┏━━

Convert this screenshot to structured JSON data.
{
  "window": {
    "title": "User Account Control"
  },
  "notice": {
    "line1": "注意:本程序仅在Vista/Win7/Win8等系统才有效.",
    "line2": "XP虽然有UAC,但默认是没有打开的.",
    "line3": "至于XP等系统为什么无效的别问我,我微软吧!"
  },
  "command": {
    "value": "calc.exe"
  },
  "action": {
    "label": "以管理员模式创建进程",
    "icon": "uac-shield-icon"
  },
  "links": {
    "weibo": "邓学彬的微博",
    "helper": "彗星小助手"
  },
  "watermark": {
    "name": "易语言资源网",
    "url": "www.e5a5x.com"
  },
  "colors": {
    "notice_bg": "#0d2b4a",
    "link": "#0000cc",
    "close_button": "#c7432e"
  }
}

┗━━

■ REQUIREMENTS:
Go through the data and return every record exactly.

■ ANSWER TO THE EXERCISE:
Convert this screenshot to structured JSON data.
{
  "window": {
    "title": "User Account Control"
  },
  "notice": {
    "line1": "注意:本程序仅在Vista/Win7/Win8等系统才有效.",
    "line2": "XP虽然有UAC,但默认是没有打开的.",
    "line3": "至于XP等系统为什么无效的别问我,我微软吧!"
  },
  "command": {
    "value": "calc.exe"
  },
  "action": {
    "label": "以管理员模式创建进程",
    "icon": "uac-shield-icon"
  },
  "links": {
    "weibo": "邓学彬的微博",
    "helper": "彗星小助手"
  },
  "watermark": {
    "name": "易语言资源网",
    "url": "www.e5a5x.com"
  },
  "colors": {
    "notice_bg": "#0d2b4a",
    "link": "#0000cc",
    "close_button": "#c7432e"
  }
}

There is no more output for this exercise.